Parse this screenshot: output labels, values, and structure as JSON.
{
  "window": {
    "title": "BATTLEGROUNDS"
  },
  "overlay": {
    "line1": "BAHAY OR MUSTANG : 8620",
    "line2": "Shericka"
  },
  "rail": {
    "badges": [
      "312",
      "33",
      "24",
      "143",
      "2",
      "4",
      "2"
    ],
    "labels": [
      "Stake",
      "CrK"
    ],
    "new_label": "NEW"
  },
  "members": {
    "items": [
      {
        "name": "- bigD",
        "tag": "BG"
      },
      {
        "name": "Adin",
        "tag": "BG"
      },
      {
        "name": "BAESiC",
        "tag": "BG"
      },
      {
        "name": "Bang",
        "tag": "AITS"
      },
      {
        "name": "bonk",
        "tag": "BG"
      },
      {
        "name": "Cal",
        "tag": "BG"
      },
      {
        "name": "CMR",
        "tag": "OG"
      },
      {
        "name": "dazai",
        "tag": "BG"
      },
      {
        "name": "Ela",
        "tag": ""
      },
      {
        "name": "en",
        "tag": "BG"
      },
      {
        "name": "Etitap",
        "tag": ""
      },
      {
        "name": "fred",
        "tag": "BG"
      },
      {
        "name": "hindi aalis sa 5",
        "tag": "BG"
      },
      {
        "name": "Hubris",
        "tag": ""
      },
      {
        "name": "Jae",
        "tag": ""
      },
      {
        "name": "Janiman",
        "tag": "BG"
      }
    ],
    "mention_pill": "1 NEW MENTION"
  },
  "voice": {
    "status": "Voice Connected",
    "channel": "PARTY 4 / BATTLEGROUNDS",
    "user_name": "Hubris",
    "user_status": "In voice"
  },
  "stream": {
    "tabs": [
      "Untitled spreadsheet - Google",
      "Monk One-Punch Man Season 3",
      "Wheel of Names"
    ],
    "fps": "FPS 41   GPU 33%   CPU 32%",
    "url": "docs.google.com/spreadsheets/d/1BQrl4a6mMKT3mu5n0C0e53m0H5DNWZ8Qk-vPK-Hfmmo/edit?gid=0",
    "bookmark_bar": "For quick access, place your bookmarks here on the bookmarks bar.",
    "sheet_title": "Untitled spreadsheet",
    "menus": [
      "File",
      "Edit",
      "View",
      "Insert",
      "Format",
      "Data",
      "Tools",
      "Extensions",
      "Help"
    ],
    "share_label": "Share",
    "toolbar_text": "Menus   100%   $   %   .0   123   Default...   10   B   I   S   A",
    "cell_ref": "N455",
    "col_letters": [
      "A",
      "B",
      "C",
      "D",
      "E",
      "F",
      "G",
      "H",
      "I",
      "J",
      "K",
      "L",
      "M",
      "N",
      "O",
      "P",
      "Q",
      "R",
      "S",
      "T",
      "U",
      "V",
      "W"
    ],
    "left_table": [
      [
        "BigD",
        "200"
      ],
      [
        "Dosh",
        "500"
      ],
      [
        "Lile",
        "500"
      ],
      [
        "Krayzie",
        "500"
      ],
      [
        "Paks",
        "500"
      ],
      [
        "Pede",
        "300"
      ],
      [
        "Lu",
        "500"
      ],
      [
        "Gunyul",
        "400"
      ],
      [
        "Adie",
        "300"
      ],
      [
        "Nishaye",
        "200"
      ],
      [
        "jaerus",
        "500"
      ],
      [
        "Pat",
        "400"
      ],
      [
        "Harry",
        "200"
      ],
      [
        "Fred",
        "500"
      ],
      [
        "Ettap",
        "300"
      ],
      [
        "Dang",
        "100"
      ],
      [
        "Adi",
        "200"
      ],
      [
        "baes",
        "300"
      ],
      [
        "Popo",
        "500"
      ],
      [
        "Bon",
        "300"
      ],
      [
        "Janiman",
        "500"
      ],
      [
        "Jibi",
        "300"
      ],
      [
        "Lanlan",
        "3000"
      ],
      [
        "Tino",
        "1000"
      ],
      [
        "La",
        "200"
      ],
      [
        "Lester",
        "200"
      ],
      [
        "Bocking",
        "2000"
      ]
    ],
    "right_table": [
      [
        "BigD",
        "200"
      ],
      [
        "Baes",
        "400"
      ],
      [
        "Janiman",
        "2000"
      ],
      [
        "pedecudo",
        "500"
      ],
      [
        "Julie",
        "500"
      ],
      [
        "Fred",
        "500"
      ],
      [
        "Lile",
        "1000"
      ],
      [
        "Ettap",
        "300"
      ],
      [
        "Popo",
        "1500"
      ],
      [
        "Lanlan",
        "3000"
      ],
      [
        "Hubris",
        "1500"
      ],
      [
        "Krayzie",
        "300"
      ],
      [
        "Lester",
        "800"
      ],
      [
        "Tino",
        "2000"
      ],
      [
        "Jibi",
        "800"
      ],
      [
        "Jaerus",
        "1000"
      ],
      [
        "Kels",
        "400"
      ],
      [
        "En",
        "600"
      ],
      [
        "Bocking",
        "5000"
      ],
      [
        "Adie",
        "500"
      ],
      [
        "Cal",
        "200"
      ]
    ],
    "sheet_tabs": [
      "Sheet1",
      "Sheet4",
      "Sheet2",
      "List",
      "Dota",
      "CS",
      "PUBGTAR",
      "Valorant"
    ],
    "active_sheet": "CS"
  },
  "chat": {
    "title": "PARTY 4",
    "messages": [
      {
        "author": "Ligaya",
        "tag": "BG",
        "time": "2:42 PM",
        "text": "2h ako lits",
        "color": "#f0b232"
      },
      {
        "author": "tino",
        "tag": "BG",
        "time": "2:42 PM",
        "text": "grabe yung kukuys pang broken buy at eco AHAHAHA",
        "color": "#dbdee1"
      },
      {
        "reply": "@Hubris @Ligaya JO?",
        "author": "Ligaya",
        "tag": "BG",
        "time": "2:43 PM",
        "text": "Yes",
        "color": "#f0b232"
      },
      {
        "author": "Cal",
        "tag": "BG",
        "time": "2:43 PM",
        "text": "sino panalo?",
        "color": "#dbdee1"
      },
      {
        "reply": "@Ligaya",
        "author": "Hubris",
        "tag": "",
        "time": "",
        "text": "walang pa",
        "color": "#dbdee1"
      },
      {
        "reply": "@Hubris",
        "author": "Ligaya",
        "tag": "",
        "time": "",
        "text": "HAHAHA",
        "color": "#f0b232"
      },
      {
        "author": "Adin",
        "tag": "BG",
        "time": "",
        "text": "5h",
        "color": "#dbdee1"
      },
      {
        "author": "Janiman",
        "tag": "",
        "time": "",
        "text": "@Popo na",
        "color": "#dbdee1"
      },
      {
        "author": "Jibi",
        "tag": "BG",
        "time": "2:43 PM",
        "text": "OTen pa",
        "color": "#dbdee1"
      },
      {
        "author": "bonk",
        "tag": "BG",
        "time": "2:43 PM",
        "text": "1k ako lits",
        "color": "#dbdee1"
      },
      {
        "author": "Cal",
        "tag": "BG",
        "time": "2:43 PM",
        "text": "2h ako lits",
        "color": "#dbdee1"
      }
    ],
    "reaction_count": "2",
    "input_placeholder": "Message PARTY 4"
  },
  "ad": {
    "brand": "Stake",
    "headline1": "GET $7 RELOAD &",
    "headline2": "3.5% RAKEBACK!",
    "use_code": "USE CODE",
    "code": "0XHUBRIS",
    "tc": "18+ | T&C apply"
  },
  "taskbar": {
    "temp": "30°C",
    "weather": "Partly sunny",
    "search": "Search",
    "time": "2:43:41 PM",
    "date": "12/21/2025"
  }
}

○ ○ ○

= TO BE DONE =
Quote all of the entries exactly as they appear.

= ANSWER FOR THIS EXERCISE =
Parse this screenshot: output labels, values, and structure as JSON.
{
  "window": {
    "title": "BATTLEGROUNDS"
  },
  "overlay": {
    "line1": "BAHAY OR MUSTANG : 8620",
    "line2": "Shericka"
  },
  "rail": {
    "badges": [
      "312",
      "33",
      "24",
      "143",
      "2",
      "4",
      "2"
    ],
    "labels": [
      "Stake",
      "CrK"
    ],
    "new_label": "NEW"
  },
  "members": {
    "items": [
      {
        "name": "- bigD",
        "tag": "BG"
      },
      {
        "name": "Adin",
        "tag": "BG"
      },
      {
        "name": "BAESiC",
        "tag": "BG"
      },
      {
        "name": "Bang",
        "tag": "AITS"
      },
      {
        "name": "bonk",
        "tag": "BG"
      },
      {
        "name": "Cal",
        "tag": "BG"
      },
      {
        "name": "CMR",
        "tag": "OG"
      },
      {
        "name": "dazai",
        "tag": "BG"
      },
      {
        "name": "Ela",
        "tag": ""
      },
      {
        "name": "en",
        "tag": "BG"
      },
      {
        "name": "Etitap",
        "tag": ""
      },
      {
        "name": "fred",
        "tag": "BG"
      },
      {
        "name": "hindi aalis sa 5",
        "tag": "BG"
      },
      {
        "name": "Hubris",
        "tag": ""
      },
      {
        "name": "Jae",
        "tag": ""
      },
      {
        "name": "Janiman",
        "tag": "BG"
      }
    ],
    "mention_pill": "1 NEW MENTION"
  },
  "voice": {
    "status": "Voice Connected",
    "channel": "PARTY 4 / BATTLEGROUNDS",
    "user_name": "Hubris",
    "user_status": "In voice"
  },
  "stream": {
    "tabs": [
      "Untitled spreadsheet - Google",
      "Monk One-Punch Man Season 3",
      "Wheel of Names"
    ],
    "fps": "FPS 41   GPU 33%   CPU 32%",
    "url": "docs.google.com/spreadsheets/d/1BQrl4a6mMKT3mu5n0C0e53m0H5DNWZ8Qk-vPK-Hfmmo/edit?gid=0",
    "bookmark_bar": "For quick access, place your bookmarks here on the bookmarks bar.",
    "sheet_title": "Untitled spreadsheet",
    "menus": [
      "File",
      "Edit",
      "View",
      "Insert",
      "Format",
      "Data",
      "Tools",
      "Extensions",
      "Help"
    ],
    "share_label": "Share",
    "toolbar_text": "Menus   100%   $   %   .0   123   Default...   10   B   I   S   A",
    "cell_ref": "N455",
    "col_letters": [
      "A",
      "B",
      "C",
      "D",
      "E",
      "F",
      "G",
      "H",
      "I",
      "J",
      "K",
      "L",
      "M",
      "N",
      "O",
      "P",
      "Q",
      "R",
      "S",
      "T",
      "U",
      "V",
      "W"
    ],
    "left_table": [
      [
        "BigD",
        "200"
      ],
      [
        "Dosh",
        "500"
      ],
      [
        "Lile",
        "500"
      ],
      [
        "Krayzie",
        "500"
      ],
      [
        "Paks",
        "500"
      ],
      [
        "Pede",
        "300"
      ],
      [
        "Lu",
        "500"
      ],
      [
        "Gunyul",
        "400"
      ],
      [
        "Adie",
        "300"
      ],
      [
        "Nishaye",
        "200"
      ],
      [
        "jaerus",
        "500"
      ],
      [
        "Pat",
        "400"
      ],
      [
        "Harry",
        "200"
      ],
      [
        "Fred",
        "500"
      ],
      [
        "Ettap",
        "300"
      ],
      [
        "Dang",
        "100"
      ],
      [
        "Adi",
        "200"
      ],
      [
        "baes",
        "300"
      ],
      [
        "Popo",
        "500"
      ],
      [
        "Bon",
        "300"
      ],
      [
        "Janiman",
        "500"
      ],
      [
        "Jibi",
        "300"
      ],
      [
        "Lanlan",
        "3000"
      ],
      [
        "Tino",
        "1000"
      ],
      [
        "La",
        "200"
      ],
      [
        "Lester",
        "200"
      ],
      [
        "Bocking",
        "2000"
      ]
    ],
    "right_table": [
      [
        "BigD",
        "200"
      ],
      [
        "Baes",
        "400"
      ],
      [
        "Janiman",
        "2000"
      ],
      [
        "pedecudo",
        "500"
      ],
      [
        "Julie",
        "500"
      ],
      [
        "Fred",
        "500"
      ],
      [
        "Lile",
        "1000"
      ],
      [
        "Ettap",
        "300"
      ],
      [
        "Popo",
        "1500"
      ],
      [
        "Lanlan",
        "3000"
      ],
      [
        "Hubris",
        "1500"
      ],
      [
        "Krayzie",
        "300"
      ],
      [
        "Lester",
        "800"
      ],
      [
        "Tino",
        "2000"
      ],
      [
        "Jibi",
        "800"
      ],
      [
        "Jaerus",
        "1000"
      ],
      [
        "Kels",
        "400"
      ],
      [
        "En",
        "600"
      ],
      [
        "Bocking",
        "5000"
      ],
      [
        "Adie",
        "500"
      ],
      [
        "Cal",
        "200"
      ]
    ],
    "sheet_tabs": [
      "Sheet1",
      "Sheet4",
      "Sheet2",
      "List",
      "Dota",
      "CS",
      "PUBGTAR",
      "Valorant"
    ],
    "active_sheet": "CS"
  },
  "chat": {
    "title": "PARTY 4",
    "messages": [
      {
        "author": "Ligaya",
        "tag": "BG",
        "time": "2:42 PM",
        "text": "2h ako lits",
        "color": "#f0b232"
      },
      {
        "author": "tino",
        "tag": "BG",
        "time": "2:42 PM",
        "text": "grabe yung kukuys pang broken buy at eco AHAHAHA",
        "color": "#dbdee1"
      },
      {
        "reply": "@Hubris @Ligaya JO?",
        "author": "Ligaya",
        "tag": "BG",
        "time": "2:43 PM",
        "text": "Yes",
        "color": "#f0b232"
      },
      {
        "author": "Cal",
        "tag": "BG",
        "time": "2:43 PM",
        "text": "sino panalo?",
        "color": "#dbdee1"
      },
      {
        "reply": "@Ligaya",
        "author": "Hubris",
        "tag": "",
        "time": "",
        "text": "walang pa",
        "color": "#dbdee1"
      },
      {
        "reply": "@Hubris",
        "author": "Ligaya",
        "tag": "",
        "time": "",
        "text": "HAHAHA",
        "color": "#f0b232"
      },
      {
        "author": "Adin",
        "tag": "BG",
        "time": "",
        "text": "5h",
        "color": "#dbdee1"
      },
      {
        "author": "Janiman",
        "tag": "",
        "time": "",
        "text": "@Popo na",
        "color": "#dbdee1"
      },
      {
        "author": "Jibi",
        "tag": "BG",
        "time": "2:43 PM",
        "text": "OTen pa",
        "color": "#dbdee1"
      },
      {
        "author": "bonk",
        "tag": "BG",
        "time": "2:43 PM",
        "text": "1k ako lits",
        "color": "#dbdee1"
      },
      {
        "author": "Cal",
        "tag": "BG",
        "time": "2:43 PM",
        "text": "2h ako lits",
        "color": "#dbdee1"
      }
    ],
    "reaction_count": "2",
    "input_placeholder": "Message PARTY 4"
  },
  "ad": {
    "brand": "Stake",
    "headline1": "GET $7 RELOAD &",
    "headline2": "3.5% RAKEBACK!",
    "use_code": "USE CODE",
    "code": "0XHUBRIS",
    "tc": "18+ | T&C apply"
  },
  "taskbar": {
    "temp": "30°C",
    "weather": "Partly sunny",
    "search": "Search",
    "time": "2:43:41 PM",
    "date": "12/21/2025"
  }
}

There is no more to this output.